» Required task:
Copy every one of the rows below word for word, leaving out the pictures.

○ ○ ○ ○ ○

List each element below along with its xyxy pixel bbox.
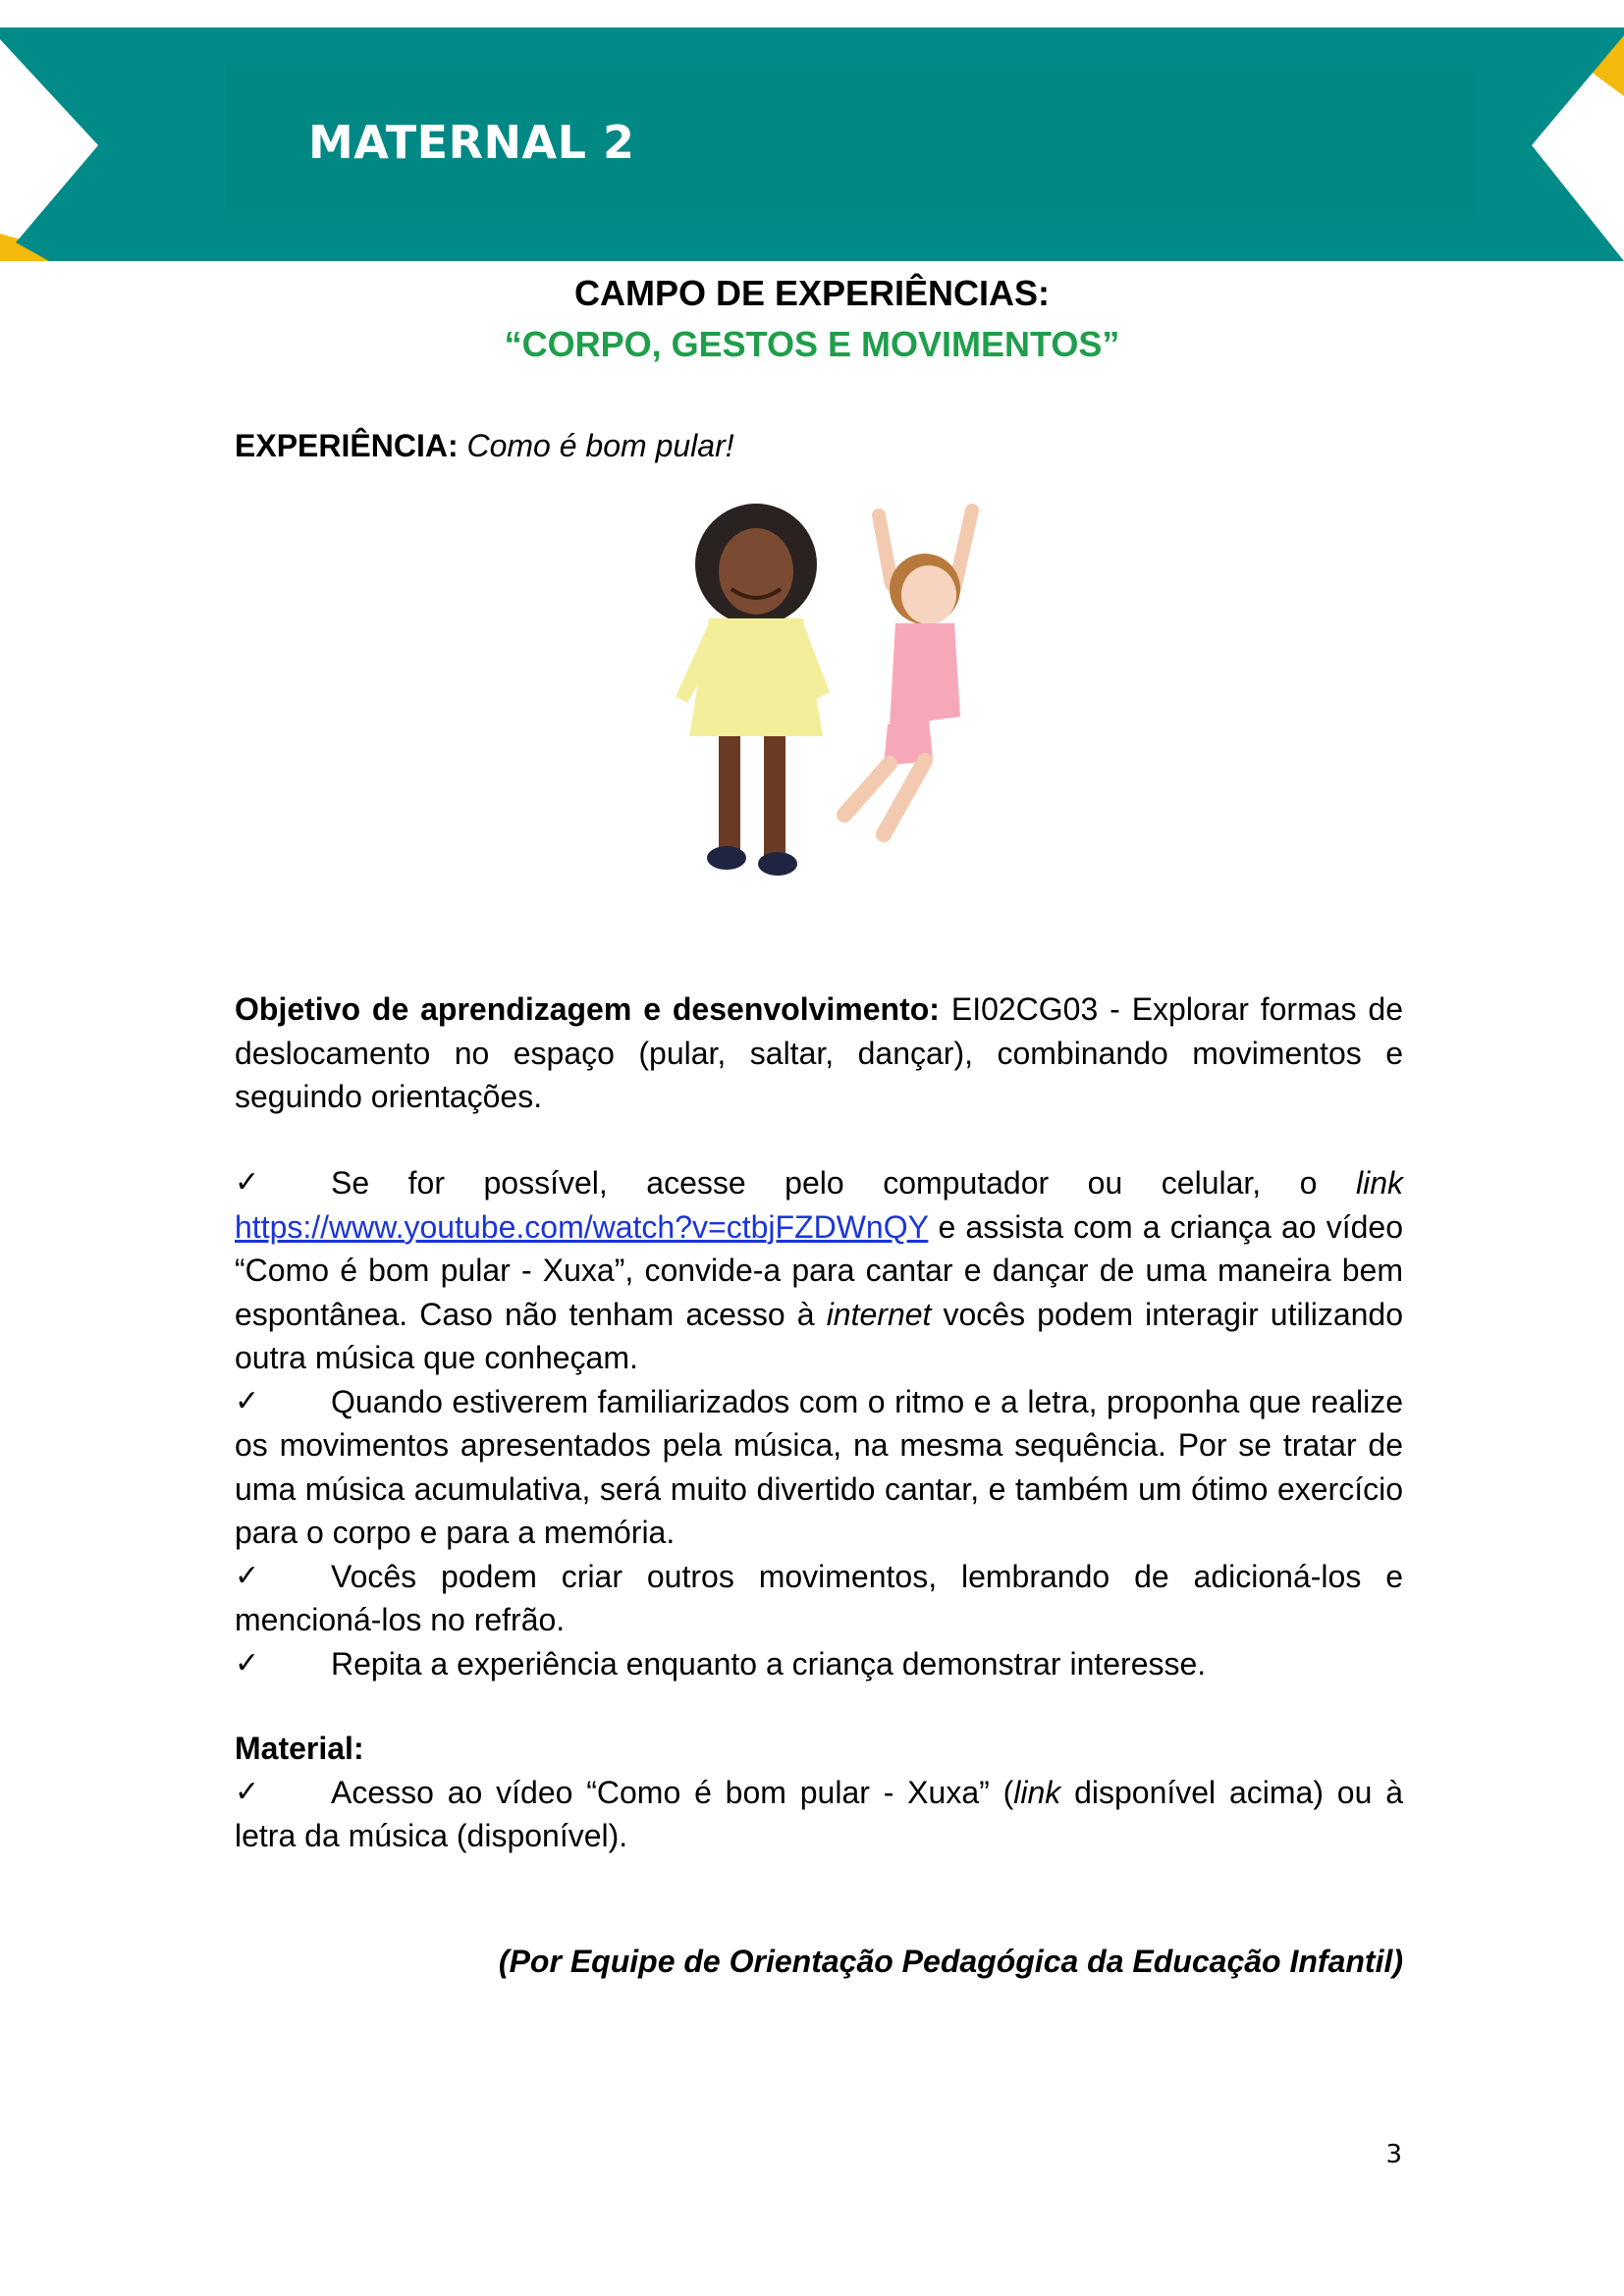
checkmark-icon: ✓ bbox=[235, 1558, 260, 1593]
experiencia-line bbox=[235, 424, 1403, 468]
item3-text: Vocês podem criar outros movimentos, lembrando de adicioná-los e mencioná-los no refrão. bbox=[235, 1558, 1403, 1637]
item2-text: Quando estiverem familiarizados com o ritmo e a letra, proponha que realize os movimentos apresentados pela música, na mesma sequência. Por se tratar de uma música acumulativa, será muito divertido cantar, e também um ótimo exercício para o corpo e para a memória. bbox=[235, 1383, 1403, 1550]
credit-line: (Por Equipe de Orientação Pedagógica da Educação Infantil) bbox=[498, 1944, 1403, 1979]
item4-text: Repita a experiência enquanto a criança demonstrar interesse. bbox=[331, 1645, 1207, 1682]
experiencia-value: Como é bom pular! bbox=[466, 428, 734, 463]
material-label: Material: bbox=[235, 1731, 364, 1766]
checkmark-icon: ✓ bbox=[235, 1774, 260, 1809]
children-jumping-image bbox=[648, 491, 1001, 903]
objetivo-label: Objetivo de aprendizagem e desenvolvimento: bbox=[235, 991, 940, 1027]
header-banner bbox=[0, 27, 1624, 261]
banner-shape bbox=[0, 27, 1624, 261]
list-item bbox=[235, 1161, 1403, 1380]
material-italic-link: link bbox=[1013, 1774, 1061, 1810]
material-text-a: Acesso ao vídeo “Como é bom pular - Xuxa” ( bbox=[331, 1774, 1014, 1810]
checkmark-icon: ✓ bbox=[235, 1645, 260, 1681]
objetivo-text: EI02CG03 - Explorar formas de deslocamento no espaço (pular, saltar, dançar), combinando movimentos e seguindo orientações. bbox=[235, 991, 1404, 1114]
youtube-link[interactable]: https://www.youtube.com/watch?v=ctbjFZDWnQY bbox=[235, 1208, 929, 1245]
checkmark-icon: ✓ bbox=[235, 1383, 260, 1418]
campo-name: “CORPO, GESTOS E MOVIMENTOS” bbox=[504, 324, 1120, 364]
list-item bbox=[235, 1380, 1403, 1555]
list-item bbox=[235, 1771, 1403, 1858]
item1-text-a: Se for possível, acesse pelo computador ou celular, o bbox=[331, 1165, 1356, 1201]
item1-italic-internet: internet bbox=[826, 1296, 932, 1332]
campo-heading: CAMPO DE EXPERIÊNCIAS: bbox=[573, 273, 1051, 313]
objetivo-paragraph bbox=[235, 988, 1403, 1119]
checkmark-icon: ✓ bbox=[235, 1165, 260, 1200]
material-section bbox=[235, 1727, 1403, 1858]
list-item bbox=[235, 1555, 1403, 1642]
experiencia-label: EXPERIÊNCIA: bbox=[235, 428, 459, 463]
child-left-figure bbox=[676, 504, 830, 876]
child-right-figure bbox=[844, 510, 972, 834]
banner-title: MATERNAL 2 bbox=[308, 116, 635, 169]
page-number: 3 bbox=[1385, 2140, 1402, 2169]
instructions-list bbox=[235, 1161, 1403, 1685]
item1-italic-link-word: link bbox=[1355, 1165, 1403, 1201]
item1-text-c: vocês podem interagir utilizando outra música que conheçam. bbox=[235, 1296, 1404, 1375]
material-text-b: disponível acima) ou à letra da música (disponível). bbox=[235, 1774, 1404, 1853]
list-item bbox=[235, 1642, 1403, 1686]
item1-text-b: e assista com a criança ao vídeo “Como é bom pular - Xuxa”, convide-a para cantar e dançar de uma maneira bem espontânea. Caso não tenham acesso à bbox=[235, 1208, 1403, 1332]
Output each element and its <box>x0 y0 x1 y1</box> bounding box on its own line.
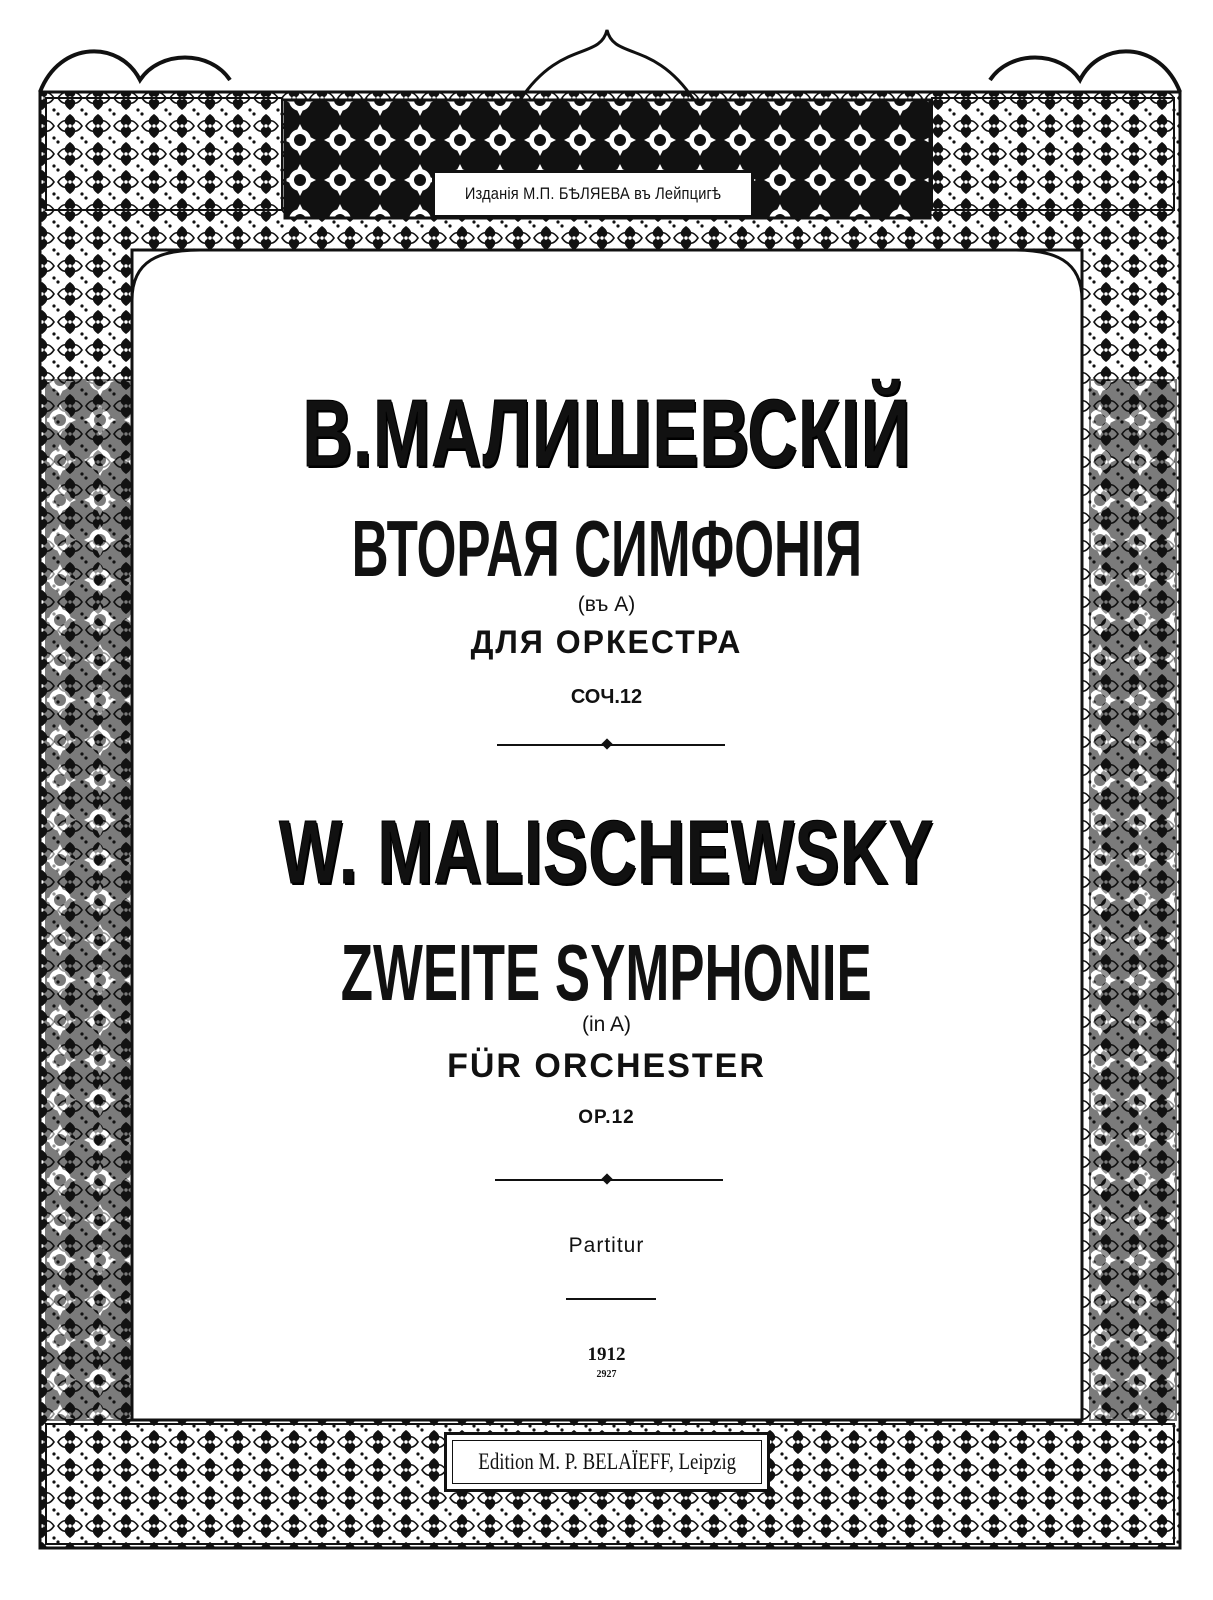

○ ○ ○ ○ ○

» Reply to the task:
List each element below along with its xyxy pixel bbox.
checkmark-icon: ✓ bbox=[235, 1558, 260, 1593]
experiencia-line bbox=[235, 424, 1403, 468]
item3-text: Vocês podem criar outros movimentos, lembrando de adicioná-los e mencioná-los no refrão. bbox=[235, 1558, 1403, 1637]
item2-text: Quando estiverem familiarizados com o ritmo e a letra, proponha que realize os movimentos apresentados pela música, na mesma sequência. Por se tratar de uma música acumulativa, será muito divertido cantar, e também um ótimo exercício para o corpo e para a memória. bbox=[235, 1383, 1403, 1550]
credit-line: (Por Equipe de Orientação Pedagógica da Educação Infantil) bbox=[498, 1944, 1403, 1979]
item4-text: Repita a experiência enquanto a criança demonstrar interesse. bbox=[331, 1645, 1207, 1682]
experiencia-value: Como é bom pular! bbox=[466, 428, 734, 463]
material-label: Material: bbox=[235, 1731, 364, 1766]
checkmark-icon: ✓ bbox=[235, 1774, 260, 1809]
children-jumping-image bbox=[648, 491, 1001, 903]
objetivo-label: Objetivo de aprendizagem e desenvolvimento: bbox=[235, 991, 940, 1027]
header-banner bbox=[0, 27, 1624, 261]
banner-shape bbox=[0, 27, 1624, 261]
list-item bbox=[235, 1161, 1403, 1380]
material-italic-link: link bbox=[1013, 1774, 1061, 1810]
material-text-a: Acesso ao vídeo “Como é bom pular - Xuxa” ( bbox=[331, 1774, 1014, 1810]
checkmark-icon: ✓ bbox=[235, 1645, 260, 1681]
objetivo-text: EI02CG03 - Explorar formas de deslocamento no espaço (pular, saltar, dançar), combinando movimentos e seguindo orientações. bbox=[235, 991, 1404, 1114]
youtube-link[interactable]: https://www.youtube.com/watch?v=ctbjFZDWnQY bbox=[235, 1208, 929, 1245]
checkmark-icon: ✓ bbox=[235, 1383, 260, 1418]
campo-name: “CORPO, GESTOS E MOVIMENTOS” bbox=[504, 324, 1120, 364]
list-item bbox=[235, 1380, 1403, 1555]
list-item bbox=[235, 1771, 1403, 1858]
item1-text-a: Se for possível, acesse pelo computador ou celular, o bbox=[331, 1165, 1356, 1201]
item1-italic-internet: internet bbox=[826, 1296, 932, 1332]
campo-heading: CAMPO DE EXPERIÊNCIAS: bbox=[573, 273, 1051, 313]
objetivo-paragraph bbox=[235, 988, 1403, 1119]
checkmark-icon: ✓ bbox=[235, 1165, 260, 1200]
material-section bbox=[235, 1727, 1403, 1858]
list-item bbox=[235, 1555, 1403, 1642]
experiencia-label: EXPERIÊNCIA: bbox=[235, 428, 459, 463]
child-left-figure bbox=[676, 504, 830, 876]
child-right-figure bbox=[844, 510, 972, 834]
banner-title: MATERNAL 2 bbox=[308, 116, 635, 169]
page-number: 3 bbox=[1385, 2140, 1402, 2169]
instructions-list bbox=[235, 1161, 1403, 1685]
item1-italic-link-word: link bbox=[1355, 1165, 1403, 1201]
item1-text-c: vocês podem interagir utilizando outra música que conheçam. bbox=[235, 1296, 1404, 1375]
material-text-b: disponível acima) ou à letra da música (disponível). bbox=[235, 1774, 1404, 1853]
list-item bbox=[235, 1642, 1403, 1686]
item1-text-b: e assista com a criança ao vídeo “Como é bom pular - Xuxa”, convide-a para cantar e dançar de uma maneira bem espontânea. Caso não tenham acesso à bbox=[235, 1208, 1403, 1332]
Output each element and its <box>x0 y0 x1 y1</box> bounding box on its own line.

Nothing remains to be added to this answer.